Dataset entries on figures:
* BEGIN *

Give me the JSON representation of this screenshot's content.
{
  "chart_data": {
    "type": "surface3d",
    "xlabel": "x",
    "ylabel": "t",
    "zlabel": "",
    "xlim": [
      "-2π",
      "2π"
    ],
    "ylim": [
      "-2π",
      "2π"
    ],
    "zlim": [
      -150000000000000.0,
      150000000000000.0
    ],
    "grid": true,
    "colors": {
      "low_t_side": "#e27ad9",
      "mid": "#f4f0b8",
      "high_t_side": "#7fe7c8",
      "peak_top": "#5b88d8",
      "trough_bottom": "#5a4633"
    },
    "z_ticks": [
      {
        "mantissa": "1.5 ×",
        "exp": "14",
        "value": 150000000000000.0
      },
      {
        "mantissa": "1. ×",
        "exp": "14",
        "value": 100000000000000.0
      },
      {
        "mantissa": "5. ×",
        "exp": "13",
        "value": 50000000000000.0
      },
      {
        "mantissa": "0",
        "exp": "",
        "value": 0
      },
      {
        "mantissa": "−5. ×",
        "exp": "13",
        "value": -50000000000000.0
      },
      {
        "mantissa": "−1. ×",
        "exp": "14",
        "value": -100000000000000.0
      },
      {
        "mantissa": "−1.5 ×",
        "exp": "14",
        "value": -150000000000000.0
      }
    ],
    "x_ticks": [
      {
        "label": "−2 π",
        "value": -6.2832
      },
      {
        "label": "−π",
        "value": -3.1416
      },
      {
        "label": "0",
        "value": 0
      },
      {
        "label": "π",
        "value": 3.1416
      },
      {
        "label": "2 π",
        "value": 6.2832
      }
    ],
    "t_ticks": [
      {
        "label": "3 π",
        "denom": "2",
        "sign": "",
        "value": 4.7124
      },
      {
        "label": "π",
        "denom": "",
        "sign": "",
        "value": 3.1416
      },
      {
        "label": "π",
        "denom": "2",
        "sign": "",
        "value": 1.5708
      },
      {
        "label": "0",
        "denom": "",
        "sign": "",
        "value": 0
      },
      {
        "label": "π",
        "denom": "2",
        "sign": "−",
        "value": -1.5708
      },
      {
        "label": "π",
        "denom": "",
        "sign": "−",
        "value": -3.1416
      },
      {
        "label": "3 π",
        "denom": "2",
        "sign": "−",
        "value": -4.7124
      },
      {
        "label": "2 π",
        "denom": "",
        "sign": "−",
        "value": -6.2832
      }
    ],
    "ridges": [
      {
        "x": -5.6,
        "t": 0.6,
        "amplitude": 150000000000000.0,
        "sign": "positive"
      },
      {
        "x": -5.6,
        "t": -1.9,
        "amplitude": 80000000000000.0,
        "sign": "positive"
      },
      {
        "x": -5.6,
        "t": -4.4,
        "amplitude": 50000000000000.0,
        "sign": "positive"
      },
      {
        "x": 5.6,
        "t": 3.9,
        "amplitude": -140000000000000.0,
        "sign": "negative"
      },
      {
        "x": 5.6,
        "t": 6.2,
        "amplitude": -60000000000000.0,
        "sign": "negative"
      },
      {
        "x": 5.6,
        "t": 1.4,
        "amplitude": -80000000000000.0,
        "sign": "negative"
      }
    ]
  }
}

* END *

== TASK DESCRIPTION ==
Return every entry verbatim.

== REPLY TO THE TASK ==
Give me the JSON representation of this screenshot's content.
{
  "chart_data": {
    "type": "surface3d",
    "xlabel": "x",
    "ylabel": "t",
    "zlabel": "",
    "xlim": [
      "-2π",
      "2π"
    ],
    "ylim": [
      "-2π",
      "2π"
    ],
    "zlim": [
      -150000000000000.0,
      150000000000000.0
    ],
    "grid": true,
    "colors": {
      "low_t_side": "#e27ad9",
      "mid": "#f4f0b8",
      "high_t_side": "#7fe7c8",
      "peak_top": "#5b88d8",
      "trough_bottom": "#5a4633"
    },
    "z_ticks": [
      {
        "mantissa": "1.5 ×",
        "exp": "14",
        "value": 150000000000000.0
      },
      {
        "mantissa": "1. ×",
        "exp": "14",
        "value": 100000000000000.0
      },
      {
        "mantissa": "5. ×",
        "exp": "13",
        "value": 50000000000000.0
      },
      {
        "mantissa": "0",
        "exp": "",
        "value": 0
      },
      {
        "mantissa": "−5. ×",
        "exp": "13",
        "value": -50000000000000.0
      },
      {
        "mantissa": "−1. ×",
        "exp": "14",
        "value": -100000000000000.0
      },
      {
        "mantissa": "−1.5 ×",
        "exp": "14",
        "value": -150000000000000.0
      }
    ],
    "x_ticks": [
      {
        "label": "−2 π",
        "value": -6.2832
      },
      {
        "label": "−π",
        "value": -3.1416
      },
      {
        "label": "0",
        "value": 0
      },
      {
        "label": "π",
        "value": 3.1416
      },
      {
        "label": "2 π",
        "value": 6.2832
      }
    ],
    "t_ticks": [
      {
        "label": "3 π",
        "denom": "2",
        "sign": "",
        "value": 4.7124
      },
      {
        "label": "π",
        "denom": "",
        "sign": "",
        "value": 3.1416
      },
      {
        "label": "π",
        "denom": "2",
        "sign": "",
        "value": 1.5708
      },
      {
        "label": "0",
        "denom": "",
        "sign": "",
        "value": 0
      },
      {
        "label": "π",
        "denom": "2",
        "sign": "−",
        "value": -1.5708
      },
      {
        "label": "π",
        "denom": "",
        "sign": "−",
        "value": -3.1416
      },
      {
        "label": "3 π",
        "denom": "2",
        "sign": "−",
        "value": -4.7124
      },
      {
        "label": "2 π",
        "denom": "",
        "sign": "−",
        "value": -6.2832
      }
    ],
    "ridges": [
      {
        "x": -5.6,
        "t": 0.6,
        "amplitude": 150000000000000.0,
        "sign": "positive"
      },
      {
        "x": -5.6,
        "t": -1.9,
        "amplitude": 80000000000000.0,
        "sign": "positive"
      },
      {
        "x": -5.6,
        "t": -4.4,
        "amplitude": 50000000000000.0,
        "sign": "positive"
      },
      {
        "x": 5.6,
        "t": 3.9,
        "amplitude": -140000000000000.0,
        "sign": "negative"
      },
      {
        "x": 5.6,
        "t": 6.2,
        "amplitude": -60000000000000.0,
        "sign": "negative"
      },
      {
        "x": 5.6,
        "t": 1.4,
        "amplitude": -80000000000000.0,
        "sign": "negative"
      }
    ]
  }
}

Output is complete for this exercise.